## TASK TO CARRY OUT
Switch each "interactable" to "clickable" in the records from their start through the line that contains "comment-bubble: Peter Nadler", inclusive, and write out only those lines with nothing else changed.

## RECORDS SUPPLIED
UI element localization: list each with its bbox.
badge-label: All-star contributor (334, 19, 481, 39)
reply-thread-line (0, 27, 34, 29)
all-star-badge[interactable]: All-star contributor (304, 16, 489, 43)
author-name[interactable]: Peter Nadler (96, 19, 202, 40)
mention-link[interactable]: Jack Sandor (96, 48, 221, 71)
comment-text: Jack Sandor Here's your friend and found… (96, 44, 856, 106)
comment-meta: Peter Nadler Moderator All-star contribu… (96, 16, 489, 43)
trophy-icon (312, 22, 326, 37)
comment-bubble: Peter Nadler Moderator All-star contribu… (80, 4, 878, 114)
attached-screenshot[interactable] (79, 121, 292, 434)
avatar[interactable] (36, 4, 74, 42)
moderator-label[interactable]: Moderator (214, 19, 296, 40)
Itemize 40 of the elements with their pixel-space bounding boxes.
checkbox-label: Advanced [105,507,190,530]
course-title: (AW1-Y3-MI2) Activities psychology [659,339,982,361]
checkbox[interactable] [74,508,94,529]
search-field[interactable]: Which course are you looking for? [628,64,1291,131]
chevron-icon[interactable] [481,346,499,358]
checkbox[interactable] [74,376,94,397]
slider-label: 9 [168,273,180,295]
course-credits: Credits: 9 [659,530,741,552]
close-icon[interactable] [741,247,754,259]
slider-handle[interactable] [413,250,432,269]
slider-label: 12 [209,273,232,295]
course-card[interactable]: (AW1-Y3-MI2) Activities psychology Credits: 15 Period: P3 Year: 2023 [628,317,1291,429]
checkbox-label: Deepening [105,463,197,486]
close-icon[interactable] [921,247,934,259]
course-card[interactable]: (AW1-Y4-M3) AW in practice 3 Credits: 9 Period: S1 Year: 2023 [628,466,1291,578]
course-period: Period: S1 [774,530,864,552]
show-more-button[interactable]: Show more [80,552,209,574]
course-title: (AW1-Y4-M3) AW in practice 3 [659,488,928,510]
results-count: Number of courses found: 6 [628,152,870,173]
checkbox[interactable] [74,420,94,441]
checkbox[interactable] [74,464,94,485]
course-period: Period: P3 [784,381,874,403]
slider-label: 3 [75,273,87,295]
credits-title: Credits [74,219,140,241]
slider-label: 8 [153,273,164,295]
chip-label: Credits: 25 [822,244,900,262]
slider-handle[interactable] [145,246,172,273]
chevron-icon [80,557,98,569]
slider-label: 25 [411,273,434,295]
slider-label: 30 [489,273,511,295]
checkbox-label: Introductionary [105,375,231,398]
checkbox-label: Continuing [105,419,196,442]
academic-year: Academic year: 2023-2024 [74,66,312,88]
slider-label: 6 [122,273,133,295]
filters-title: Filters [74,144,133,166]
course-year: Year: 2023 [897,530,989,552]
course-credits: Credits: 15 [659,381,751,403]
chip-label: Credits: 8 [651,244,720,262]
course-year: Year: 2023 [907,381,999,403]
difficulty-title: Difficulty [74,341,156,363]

## WRITTEN ANSWER
UI element localization: list each with its bbox.
badge-label: All-star contributor (334, 19, 481, 39)
reply-thread-line (0, 27, 34, 29)
all-star-badge[clickable]: All-star contributor (304, 16, 489, 43)
author-name[clickable]: Peter Nadler (96, 19, 202, 40)
mention-link[clickable]: Jack Sandor (96, 48, 221, 71)
comment-text: Jack Sandor Here's your friend and found… (96, 44, 856, 106)
comment-meta: Peter Nadler Moderator All-star contribu… (96, 16, 489, 43)
trophy-icon (312, 22, 326, 37)
comment-bubble: Peter Nadler Moderator All-star contribu… (80, 4, 878, 114)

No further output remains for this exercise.